═══ Exercise inputs ═══
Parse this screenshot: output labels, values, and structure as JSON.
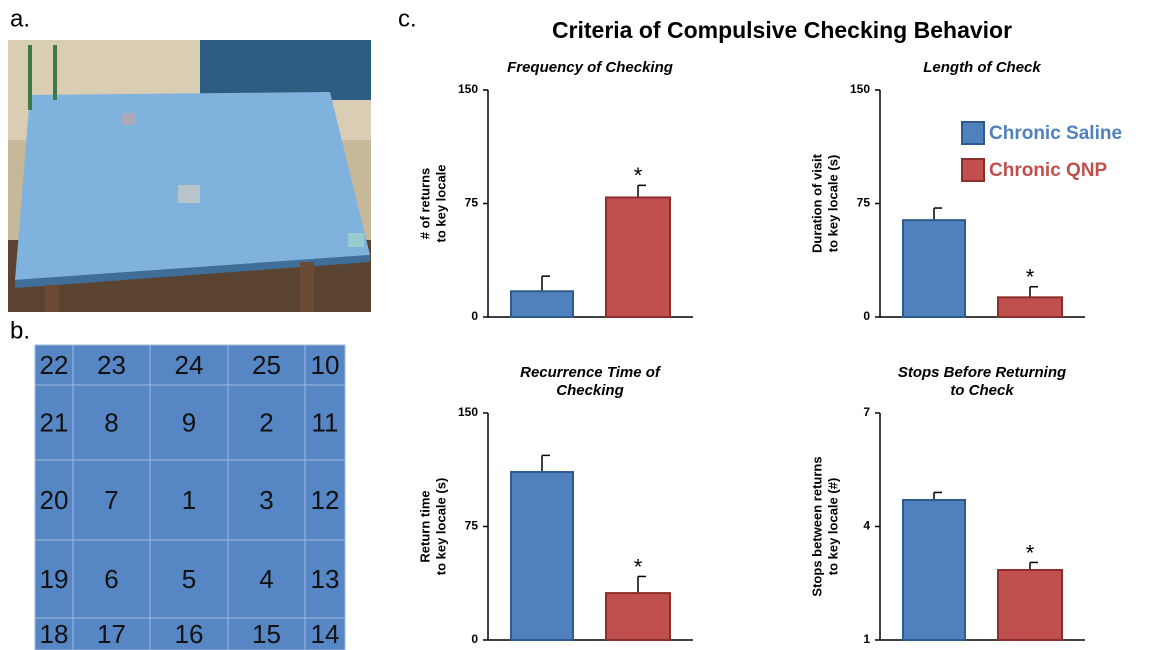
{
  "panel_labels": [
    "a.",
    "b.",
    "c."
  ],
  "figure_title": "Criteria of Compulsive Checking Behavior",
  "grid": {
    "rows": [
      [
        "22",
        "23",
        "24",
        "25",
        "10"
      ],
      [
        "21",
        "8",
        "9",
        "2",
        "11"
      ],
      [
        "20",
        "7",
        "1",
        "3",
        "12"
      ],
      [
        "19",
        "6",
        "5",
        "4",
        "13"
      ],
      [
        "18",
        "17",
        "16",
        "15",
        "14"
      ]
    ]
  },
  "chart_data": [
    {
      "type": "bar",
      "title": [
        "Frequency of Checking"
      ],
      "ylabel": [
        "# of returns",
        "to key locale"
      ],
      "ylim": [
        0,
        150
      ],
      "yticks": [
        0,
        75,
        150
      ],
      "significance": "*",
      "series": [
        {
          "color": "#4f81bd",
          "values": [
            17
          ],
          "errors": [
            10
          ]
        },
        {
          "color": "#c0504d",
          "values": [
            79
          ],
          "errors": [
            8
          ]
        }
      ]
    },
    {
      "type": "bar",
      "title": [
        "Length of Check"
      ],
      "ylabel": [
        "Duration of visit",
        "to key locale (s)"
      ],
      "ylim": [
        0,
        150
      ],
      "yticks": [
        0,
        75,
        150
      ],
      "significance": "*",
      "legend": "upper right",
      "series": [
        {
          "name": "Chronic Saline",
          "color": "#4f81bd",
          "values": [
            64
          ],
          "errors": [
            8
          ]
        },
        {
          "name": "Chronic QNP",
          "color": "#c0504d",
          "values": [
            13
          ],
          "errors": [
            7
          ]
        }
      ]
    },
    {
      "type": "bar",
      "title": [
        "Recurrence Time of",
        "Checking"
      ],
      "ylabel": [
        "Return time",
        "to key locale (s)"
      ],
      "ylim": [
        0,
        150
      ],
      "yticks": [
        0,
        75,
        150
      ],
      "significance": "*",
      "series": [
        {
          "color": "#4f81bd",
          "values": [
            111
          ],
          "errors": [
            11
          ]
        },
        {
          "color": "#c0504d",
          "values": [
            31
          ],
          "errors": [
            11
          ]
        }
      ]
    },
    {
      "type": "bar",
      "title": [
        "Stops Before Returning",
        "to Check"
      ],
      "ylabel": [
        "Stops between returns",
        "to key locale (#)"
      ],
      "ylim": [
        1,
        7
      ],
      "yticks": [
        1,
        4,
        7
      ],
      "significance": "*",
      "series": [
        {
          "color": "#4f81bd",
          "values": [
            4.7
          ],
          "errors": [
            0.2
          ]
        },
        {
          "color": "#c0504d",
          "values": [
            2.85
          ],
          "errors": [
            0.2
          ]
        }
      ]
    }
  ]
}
═══
═══ Exercise inputs ═══
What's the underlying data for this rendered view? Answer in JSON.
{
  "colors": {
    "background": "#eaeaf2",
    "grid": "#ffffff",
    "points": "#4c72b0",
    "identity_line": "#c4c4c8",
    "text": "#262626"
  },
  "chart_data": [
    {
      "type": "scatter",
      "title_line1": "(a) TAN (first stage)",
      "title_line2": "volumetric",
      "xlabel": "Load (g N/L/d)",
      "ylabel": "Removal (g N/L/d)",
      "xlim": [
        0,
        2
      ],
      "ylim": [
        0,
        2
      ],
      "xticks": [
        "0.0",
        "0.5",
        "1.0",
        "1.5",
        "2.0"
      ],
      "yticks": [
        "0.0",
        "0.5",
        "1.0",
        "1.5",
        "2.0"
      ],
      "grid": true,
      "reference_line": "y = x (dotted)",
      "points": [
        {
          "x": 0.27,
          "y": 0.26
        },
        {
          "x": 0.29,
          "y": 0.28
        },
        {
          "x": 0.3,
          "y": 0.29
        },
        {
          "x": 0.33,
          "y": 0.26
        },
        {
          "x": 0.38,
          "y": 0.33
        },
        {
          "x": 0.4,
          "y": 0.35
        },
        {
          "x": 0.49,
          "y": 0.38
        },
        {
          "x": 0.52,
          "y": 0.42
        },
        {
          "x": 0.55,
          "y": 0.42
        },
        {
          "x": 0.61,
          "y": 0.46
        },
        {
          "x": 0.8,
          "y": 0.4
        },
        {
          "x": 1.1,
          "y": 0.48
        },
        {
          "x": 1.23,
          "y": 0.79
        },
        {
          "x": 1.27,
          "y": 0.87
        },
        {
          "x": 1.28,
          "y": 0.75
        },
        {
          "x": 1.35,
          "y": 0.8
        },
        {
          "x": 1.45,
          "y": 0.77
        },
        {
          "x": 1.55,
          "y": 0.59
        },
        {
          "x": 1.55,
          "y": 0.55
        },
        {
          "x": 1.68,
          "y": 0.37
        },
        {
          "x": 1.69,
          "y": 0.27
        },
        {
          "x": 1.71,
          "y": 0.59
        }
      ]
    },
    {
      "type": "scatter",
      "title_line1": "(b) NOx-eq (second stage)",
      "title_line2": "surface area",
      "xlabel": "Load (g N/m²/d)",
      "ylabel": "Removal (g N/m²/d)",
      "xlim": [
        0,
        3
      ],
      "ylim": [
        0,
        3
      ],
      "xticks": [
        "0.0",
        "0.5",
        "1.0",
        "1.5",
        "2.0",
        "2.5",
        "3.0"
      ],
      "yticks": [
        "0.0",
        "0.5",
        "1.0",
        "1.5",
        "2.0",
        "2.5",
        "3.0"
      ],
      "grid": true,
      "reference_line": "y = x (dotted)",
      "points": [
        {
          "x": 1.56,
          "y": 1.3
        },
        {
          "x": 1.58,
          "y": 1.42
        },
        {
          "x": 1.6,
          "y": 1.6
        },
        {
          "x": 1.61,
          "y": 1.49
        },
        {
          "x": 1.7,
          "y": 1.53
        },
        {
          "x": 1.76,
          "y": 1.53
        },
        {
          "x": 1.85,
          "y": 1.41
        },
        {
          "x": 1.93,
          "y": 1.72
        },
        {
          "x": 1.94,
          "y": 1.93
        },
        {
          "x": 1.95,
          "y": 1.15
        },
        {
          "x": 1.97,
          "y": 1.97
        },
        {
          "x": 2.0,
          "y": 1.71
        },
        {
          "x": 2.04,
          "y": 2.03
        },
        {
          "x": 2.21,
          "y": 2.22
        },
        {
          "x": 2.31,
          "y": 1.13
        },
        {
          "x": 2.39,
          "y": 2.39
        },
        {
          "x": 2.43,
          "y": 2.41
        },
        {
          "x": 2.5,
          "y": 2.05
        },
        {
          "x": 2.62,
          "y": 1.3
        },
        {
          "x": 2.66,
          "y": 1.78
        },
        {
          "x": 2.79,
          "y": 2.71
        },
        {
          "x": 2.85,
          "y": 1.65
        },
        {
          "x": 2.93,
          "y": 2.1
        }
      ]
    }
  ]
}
═══
═══ Exercise inputs ═══
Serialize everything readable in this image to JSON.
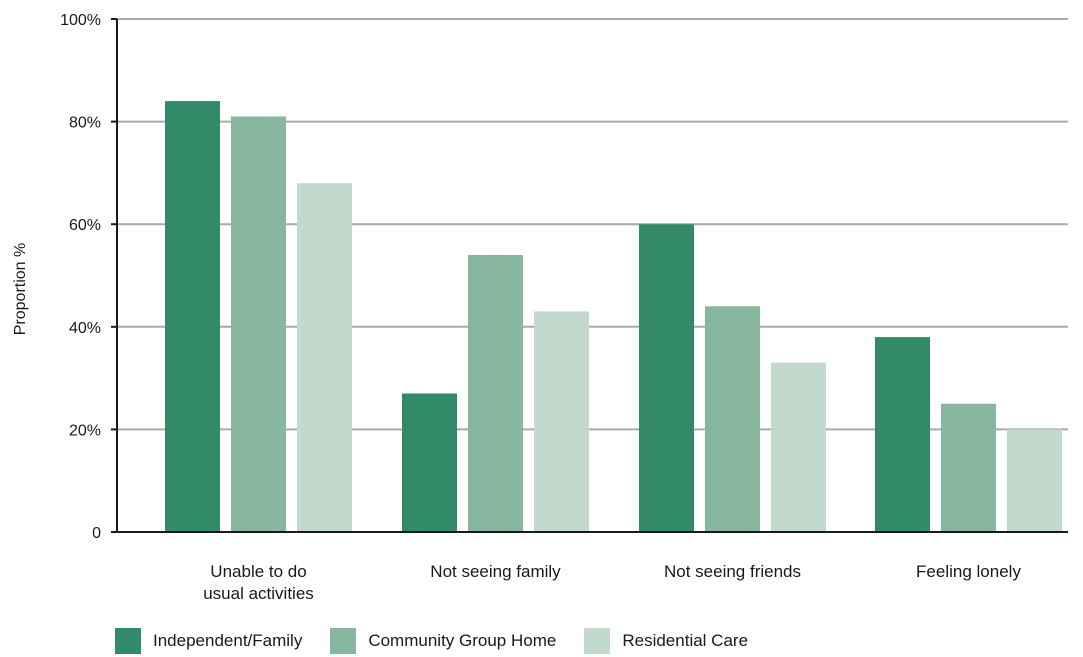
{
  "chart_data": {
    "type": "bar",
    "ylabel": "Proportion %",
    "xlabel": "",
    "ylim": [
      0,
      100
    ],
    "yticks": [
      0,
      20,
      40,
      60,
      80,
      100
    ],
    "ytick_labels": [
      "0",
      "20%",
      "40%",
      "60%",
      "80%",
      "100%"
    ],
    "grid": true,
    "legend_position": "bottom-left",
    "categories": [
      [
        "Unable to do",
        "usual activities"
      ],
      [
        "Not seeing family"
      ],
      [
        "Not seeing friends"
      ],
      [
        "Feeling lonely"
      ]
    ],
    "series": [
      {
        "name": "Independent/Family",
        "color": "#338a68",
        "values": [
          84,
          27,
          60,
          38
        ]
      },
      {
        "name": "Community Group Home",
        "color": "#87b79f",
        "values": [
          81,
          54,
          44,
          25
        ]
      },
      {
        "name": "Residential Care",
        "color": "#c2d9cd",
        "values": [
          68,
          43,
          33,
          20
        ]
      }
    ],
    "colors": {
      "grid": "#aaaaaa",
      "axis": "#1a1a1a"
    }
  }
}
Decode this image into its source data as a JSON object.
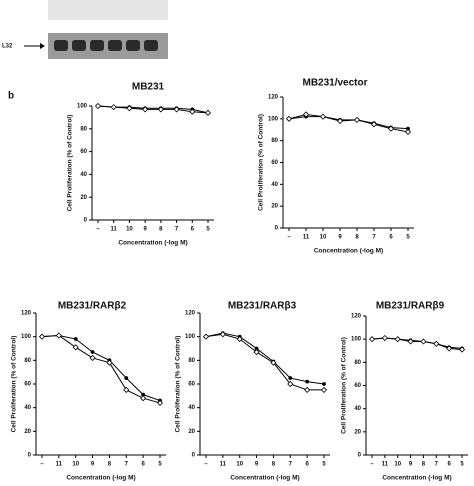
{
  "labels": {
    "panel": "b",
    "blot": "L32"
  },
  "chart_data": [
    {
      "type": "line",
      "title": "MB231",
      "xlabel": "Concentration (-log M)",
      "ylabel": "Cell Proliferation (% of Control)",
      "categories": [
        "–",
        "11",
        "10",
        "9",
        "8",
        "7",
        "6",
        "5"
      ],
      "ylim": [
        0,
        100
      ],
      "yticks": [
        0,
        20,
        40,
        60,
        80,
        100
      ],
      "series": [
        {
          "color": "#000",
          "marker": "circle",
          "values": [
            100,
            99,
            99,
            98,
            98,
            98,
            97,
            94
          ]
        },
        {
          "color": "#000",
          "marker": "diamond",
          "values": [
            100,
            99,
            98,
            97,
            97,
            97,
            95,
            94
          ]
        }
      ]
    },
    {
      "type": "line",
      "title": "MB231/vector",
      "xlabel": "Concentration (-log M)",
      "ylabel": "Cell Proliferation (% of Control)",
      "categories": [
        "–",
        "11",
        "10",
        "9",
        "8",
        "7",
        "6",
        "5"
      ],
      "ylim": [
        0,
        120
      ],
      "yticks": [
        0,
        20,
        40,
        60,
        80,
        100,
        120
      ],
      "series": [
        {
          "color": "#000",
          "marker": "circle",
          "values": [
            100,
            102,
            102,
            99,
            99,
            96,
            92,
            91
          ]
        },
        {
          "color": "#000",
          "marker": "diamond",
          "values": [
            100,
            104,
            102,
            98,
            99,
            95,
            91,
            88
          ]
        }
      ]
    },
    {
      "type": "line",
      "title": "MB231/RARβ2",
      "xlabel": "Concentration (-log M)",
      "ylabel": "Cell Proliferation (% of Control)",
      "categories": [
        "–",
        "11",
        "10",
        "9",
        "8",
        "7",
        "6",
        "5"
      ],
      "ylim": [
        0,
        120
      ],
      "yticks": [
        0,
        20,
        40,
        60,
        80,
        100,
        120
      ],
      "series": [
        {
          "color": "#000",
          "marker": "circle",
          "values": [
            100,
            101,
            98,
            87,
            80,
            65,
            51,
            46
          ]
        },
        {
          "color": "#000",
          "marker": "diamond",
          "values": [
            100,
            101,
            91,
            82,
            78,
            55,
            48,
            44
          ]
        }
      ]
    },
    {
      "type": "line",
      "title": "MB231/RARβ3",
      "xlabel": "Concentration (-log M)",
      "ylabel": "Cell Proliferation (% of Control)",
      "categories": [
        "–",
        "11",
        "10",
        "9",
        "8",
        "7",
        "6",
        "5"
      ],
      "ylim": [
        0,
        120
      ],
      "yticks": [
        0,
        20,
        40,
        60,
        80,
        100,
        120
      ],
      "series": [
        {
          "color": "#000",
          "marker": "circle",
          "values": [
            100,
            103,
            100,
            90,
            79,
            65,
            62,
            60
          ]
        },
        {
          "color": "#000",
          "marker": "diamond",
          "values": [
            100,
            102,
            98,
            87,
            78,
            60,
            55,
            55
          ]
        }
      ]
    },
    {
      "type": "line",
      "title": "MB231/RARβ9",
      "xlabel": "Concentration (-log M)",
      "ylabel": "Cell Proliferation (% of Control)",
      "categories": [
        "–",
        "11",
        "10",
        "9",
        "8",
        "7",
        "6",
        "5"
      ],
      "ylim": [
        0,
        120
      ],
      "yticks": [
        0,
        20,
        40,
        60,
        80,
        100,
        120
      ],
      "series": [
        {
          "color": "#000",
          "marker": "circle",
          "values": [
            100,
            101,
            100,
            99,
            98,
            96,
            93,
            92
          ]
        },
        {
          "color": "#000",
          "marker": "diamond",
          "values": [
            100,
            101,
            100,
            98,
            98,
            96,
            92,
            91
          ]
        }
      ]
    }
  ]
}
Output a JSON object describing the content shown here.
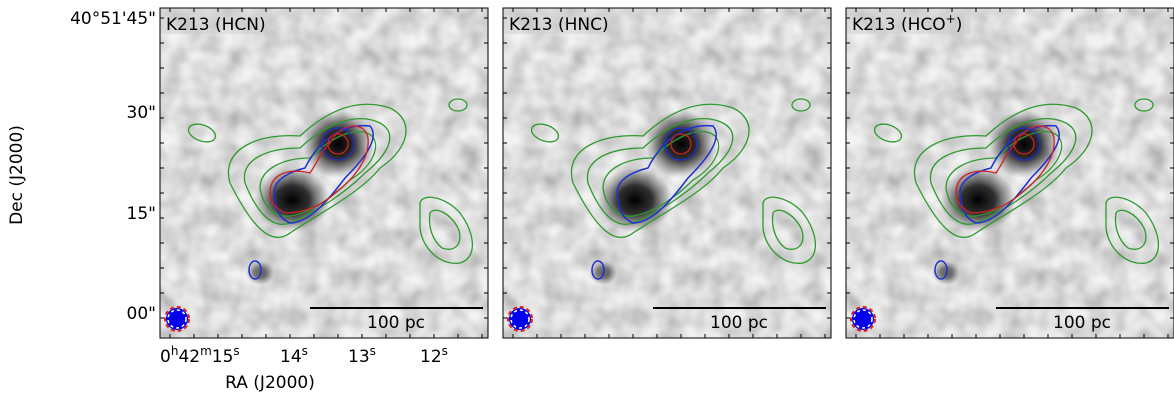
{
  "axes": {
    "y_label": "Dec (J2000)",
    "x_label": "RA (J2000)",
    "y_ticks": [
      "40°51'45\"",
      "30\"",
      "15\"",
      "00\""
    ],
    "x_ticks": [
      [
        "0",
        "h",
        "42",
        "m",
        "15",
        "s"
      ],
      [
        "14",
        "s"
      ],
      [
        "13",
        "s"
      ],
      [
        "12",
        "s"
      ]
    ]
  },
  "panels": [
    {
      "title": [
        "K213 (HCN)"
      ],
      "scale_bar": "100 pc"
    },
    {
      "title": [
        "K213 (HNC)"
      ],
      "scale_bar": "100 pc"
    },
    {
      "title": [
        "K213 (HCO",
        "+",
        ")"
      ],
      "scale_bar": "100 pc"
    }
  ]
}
═══
- **Instruction**
For each line of the listing that holds the word "Stops", show that line.

- **Result**
        "Stops Before Returning",
        "Stops between returns",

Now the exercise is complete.